- _Input_:
* start *

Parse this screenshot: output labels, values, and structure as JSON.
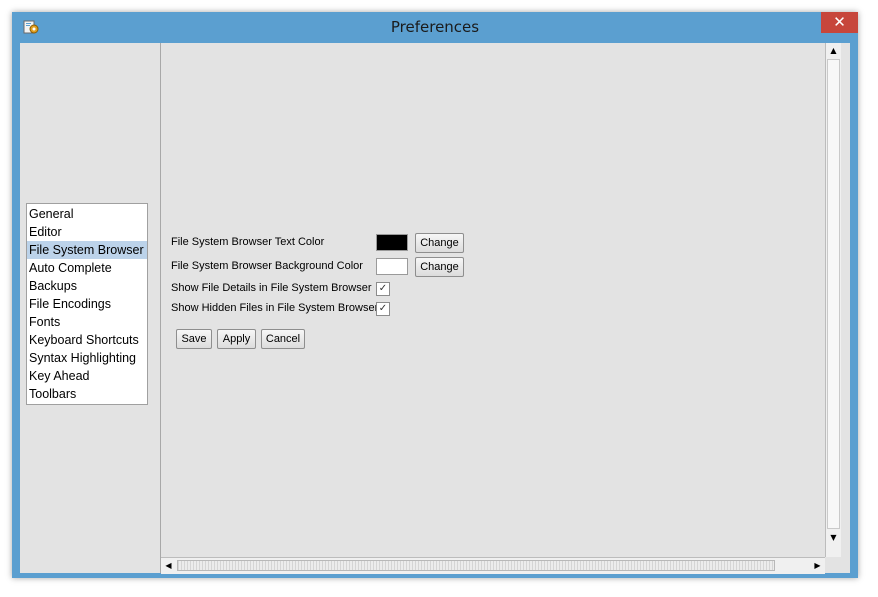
{
  "window": {
    "title": "Preferences",
    "close_glyph": "✕",
    "app_icon": "preferences-app-icon"
  },
  "sidebar": {
    "selected_index": 2,
    "items": [
      {
        "label": "General"
      },
      {
        "label": "Editor"
      },
      {
        "label": "File System Browser"
      },
      {
        "label": "Auto Complete"
      },
      {
        "label": "Backups"
      },
      {
        "label": "File Encodings"
      },
      {
        "label": "Fonts"
      },
      {
        "label": "Keyboard Shortcuts"
      },
      {
        "label": "Syntax Highlighting"
      },
      {
        "label": "Key Ahead"
      },
      {
        "label": "Toolbars"
      }
    ]
  },
  "settings": {
    "text_color": {
      "label": "File System Browser Text Color",
      "value": "#000000",
      "button": "Change"
    },
    "background_color": {
      "label": "File System Browser Background Color",
      "value": "#ffffff",
      "button": "Change"
    },
    "show_file_details": {
      "label": "Show File Details in File System Browser",
      "checked": true,
      "glyph": "✓"
    },
    "show_hidden_files": {
      "label": "Show Hidden Files in File System Browser",
      "checked": true,
      "glyph": "✓"
    }
  },
  "actions": {
    "save": "Save",
    "apply": "Apply",
    "cancel": "Cancel"
  },
  "scrollbars": {
    "up": "▲",
    "down": "▼",
    "left": "◀",
    "right": "▶"
  }
}
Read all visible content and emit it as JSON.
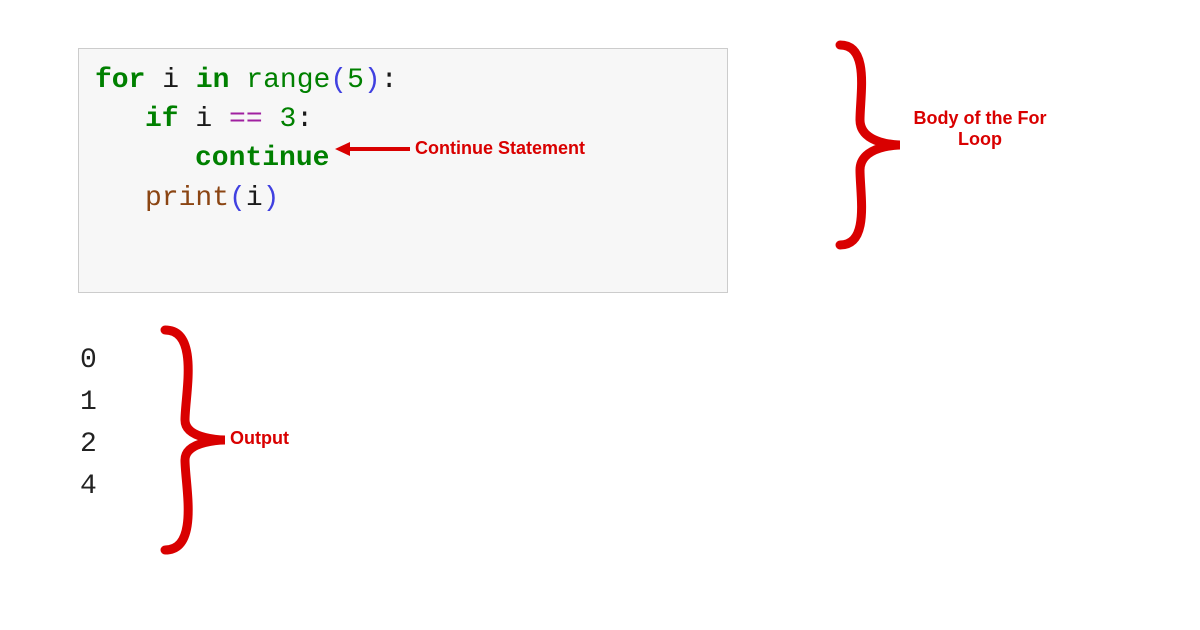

* end *

Make an exact copy of the records shown above, without the pictures.

Parse this screenshot: output labels, values, and structure as JSON.
{
  "window": {
    "title": "Preferences",
    "close_glyph": "✕",
    "app_icon": "preferences-app-icon"
  },
  "sidebar": {
    "selected_index": 2,
    "items": [
      {
        "label": "General"
      },
      {
        "label": "Editor"
      },
      {
        "label": "File System Browser"
      },
      {
        "label": "Auto Complete"
      },
      {
        "label": "Backups"
      },
      {
        "label": "File Encodings"
      },
      {
        "label": "Fonts"
      },
      {
        "label": "Keyboard Shortcuts"
      },
      {
        "label": "Syntax Highlighting"
      },
      {
        "label": "Key Ahead"
      },
      {
        "label": "Toolbars"
      }
    ]
  },
  "settings": {
    "text_color": {
      "label": "File System Browser Text Color",
      "value": "#000000",
      "button": "Change"
    },
    "background_color": {
      "label": "File System Browser Background Color",
      "value": "#ffffff",
      "button": "Change"
    },
    "show_file_details": {
      "label": "Show File Details in File System Browser",
      "checked": true,
      "glyph": "✓"
    },
    "show_hidden_files": {
      "label": "Show Hidden Files in File System Browser",
      "checked": true,
      "glyph": "✓"
    }
  },
  "actions": {
    "save": "Save",
    "apply": "Apply",
    "cancel": "Cancel"
  },
  "scrollbars": {
    "up": "▲",
    "down": "▼",
    "left": "◀",
    "right": "▶"
  }
}
Read all visible content and emit it as JSON.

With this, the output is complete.